(Data records)
○ ○ ○ ○

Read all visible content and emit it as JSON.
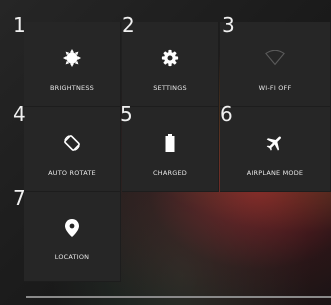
{
  "tiles": [
    {
      "number": "1",
      "label": "BRIGHTNESS",
      "icon": "brightness-icon"
    },
    {
      "number": "2",
      "label": "SETTINGS",
      "icon": "settings-gear-icon"
    },
    {
      "number": "3",
      "label": "WI-FI OFF",
      "icon": "wifi-off-icon"
    },
    {
      "number": "4",
      "label": "AUTO ROTATE",
      "icon": "auto-rotate-icon"
    },
    {
      "number": "5",
      "label": "CHARGED",
      "icon": "battery-icon"
    },
    {
      "number": "6",
      "label": "AIRPLANE MODE",
      "icon": "airplane-icon"
    },
    {
      "number": "7",
      "label": "LOCATION",
      "icon": "location-pin-icon"
    }
  ]
}
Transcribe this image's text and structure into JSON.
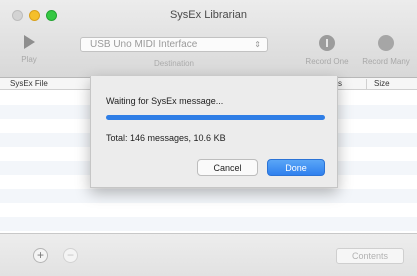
{
  "window": {
    "title": "SysEx Librarian"
  },
  "toolbar": {
    "play_label": "Play",
    "destination_value": "USB Uno MIDI Interface",
    "destination_label": "Destination",
    "record_one_label": "Record One",
    "record_many_label": "Record Many"
  },
  "table": {
    "columns": [
      "SysEx File",
      "s",
      "Size"
    ],
    "rows": []
  },
  "dialog": {
    "message": "Waiting for SysEx message...",
    "progress": 1.0,
    "total": "Total: 146 messages, 10.6 KB",
    "cancel_label": "Cancel",
    "done_label": "Done"
  },
  "bottom": {
    "add_symbol": "+",
    "remove_symbol": "−",
    "contents_label": "Contents"
  },
  "colors": {
    "accent": "#2f7ee6",
    "close_light": "#d3d3d3",
    "minimize_light": "#f5bf2a",
    "zoom_light": "#35c843"
  },
  "icons": {
    "play": "play-icon",
    "record_one": "record-one-icon",
    "record_many": "record-many-icon",
    "popup_arrows": "chevron-up-down-icon"
  }
}
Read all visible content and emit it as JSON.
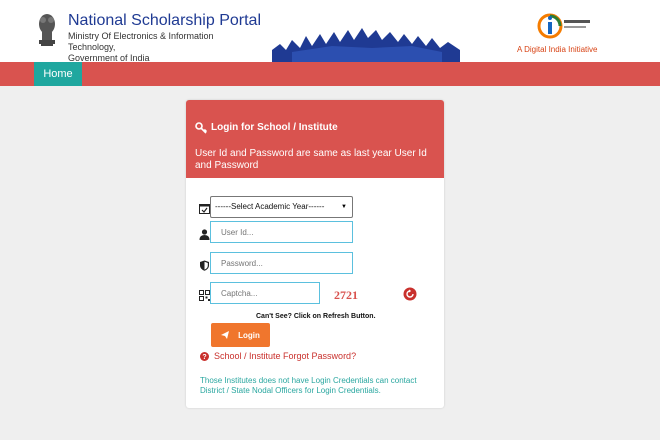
{
  "header": {
    "portal_title": "National Scholarship Portal",
    "ministry_line1": "Ministry Of Electronics & Information Technology,",
    "ministry_line2": "Government of India",
    "digital_india_tagline": "A Digital India Initiative",
    "emblem_icon": "national-emblem-icon",
    "digital_india_logo": "digital-india-logo"
  },
  "nav": {
    "home_label": "Home"
  },
  "login": {
    "title": "Login for School / Institute",
    "note": "User Id and Password are same as last year User Id and Password",
    "academic_year_selected": "------Select Academic Year------",
    "user_id_placeholder": "User Id...",
    "password_placeholder": "Password...",
    "captcha_placeholder": "Captcha...",
    "captcha_text": "2721",
    "cant_see": "Can't See? Click on Refresh Button.",
    "login_button": "Login",
    "forgot_password": "School / Institute Forgot Password?",
    "contact_note": "Those Institutes does not have Login Credentials can contact District / State Nodal Officers for Login Credentials."
  },
  "icons": {
    "key": "key-icon",
    "calendar": "calendar-icon",
    "user": "user-icon",
    "shield": "shield-icon",
    "qr": "qr-icon",
    "refresh": "refresh-icon",
    "send": "paper-plane-icon",
    "question": "question-circle-icon"
  },
  "colors": {
    "nav_red": "#d9534f",
    "home_teal": "#1fa79f",
    "login_orange": "#f0762d",
    "input_border": "#5bc0de",
    "title_blue": "#1f3a93"
  }
}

○ ○ ○ ○

(Your instructions) Repeat every record above exactly, but leave out any pictures.

(Written answer)
Read all visible content and emit it as JSON.
{
  "tiles": [
    {
      "number": "1",
      "label": "BRIGHTNESS",
      "icon": "brightness-icon"
    },
    {
      "number": "2",
      "label": "SETTINGS",
      "icon": "settings-gear-icon"
    },
    {
      "number": "3",
      "label": "WI-FI OFF",
      "icon": "wifi-off-icon"
    },
    {
      "number": "4",
      "label": "AUTO ROTATE",
      "icon": "auto-rotate-icon"
    },
    {
      "number": "5",
      "label": "CHARGED",
      "icon": "battery-icon"
    },
    {
      "number": "6",
      "label": "AIRPLANE MODE",
      "icon": "airplane-icon"
    },
    {
      "number": "7",
      "label": "LOCATION",
      "icon": "location-pin-icon"
    }
  ]
}
Transcribe this image's text and structure into JSON.
{
  "window": {
    "title": "SysEx Librarian"
  },
  "toolbar": {
    "play_label": "Play",
    "destination_value": "USB Uno MIDI Interface",
    "destination_label": "Destination",
    "record_one_label": "Record One",
    "record_many_label": "Record Many"
  },
  "table": {
    "columns": [
      "SysEx File",
      "s",
      "Size"
    ],
    "rows": []
  },
  "dialog": {
    "message": "Waiting for SysEx message...",
    "progress": 1.0,
    "total": "Total: 146 messages, 10.6 KB",
    "cancel_label": "Cancel",
    "done_label": "Done"
  },
  "bottom": {
    "add_symbol": "+",
    "remove_symbol": "−",
    "contents_label": "Contents"
  },
  "colors": {
    "accent": "#2f7ee6",
    "close_light": "#d3d3d3",
    "minimize_light": "#f5bf2a",
    "zoom_light": "#35c843"
  },
  "icons": {
    "play": "play-icon",
    "record_one": "record-one-icon",
    "record_many": "record-many-icon",
    "popup_arrows": "chevron-up-down-icon"
  }
}
Read all visible content and emit it as JSON.
{
  "header": {
    "portal_title": "National Scholarship Portal",
    "ministry_line1": "Ministry Of Electronics & Information Technology,",
    "ministry_line2": "Government of India",
    "digital_india_tagline": "A Digital India Initiative",
    "emblem_icon": "national-emblem-icon",
    "digital_india_logo": "digital-india-logo"
  },
  "nav": {
    "home_label": "Home"
  },
  "login": {
    "title": "Login for School / Institute",
    "note": "User Id and Password are same as last year User Id and Password",
    "academic_year_selected": "------Select Academic Year------",
    "user_id_placeholder": "User Id...",
    "password_placeholder": "Password...",
    "captcha_placeholder": "Captcha...",
    "captcha_text": "2721",
    "cant_see": "Can't See? Click on Refresh Button.",
    "login_button": "Login",
    "forgot_password": "School / Institute Forgot Password?",
    "contact_note": "Those Institutes does not have Login Credentials can contact District / State Nodal Officers for Login Credentials."
  },
  "icons": {
    "key": "key-icon",
    "calendar": "calendar-icon",
    "user": "user-icon",
    "shield": "shield-icon",
    "qr": "qr-icon",
    "refresh": "refresh-icon",
    "send": "paper-plane-icon",
    "question": "question-circle-icon"
  },
  "colors": {
    "nav_red": "#d9534f",
    "home_teal": "#1fa79f",
    "login_orange": "#f0762d",
    "input_border": "#5bc0de",
    "title_blue": "#1f3a93"
  }
}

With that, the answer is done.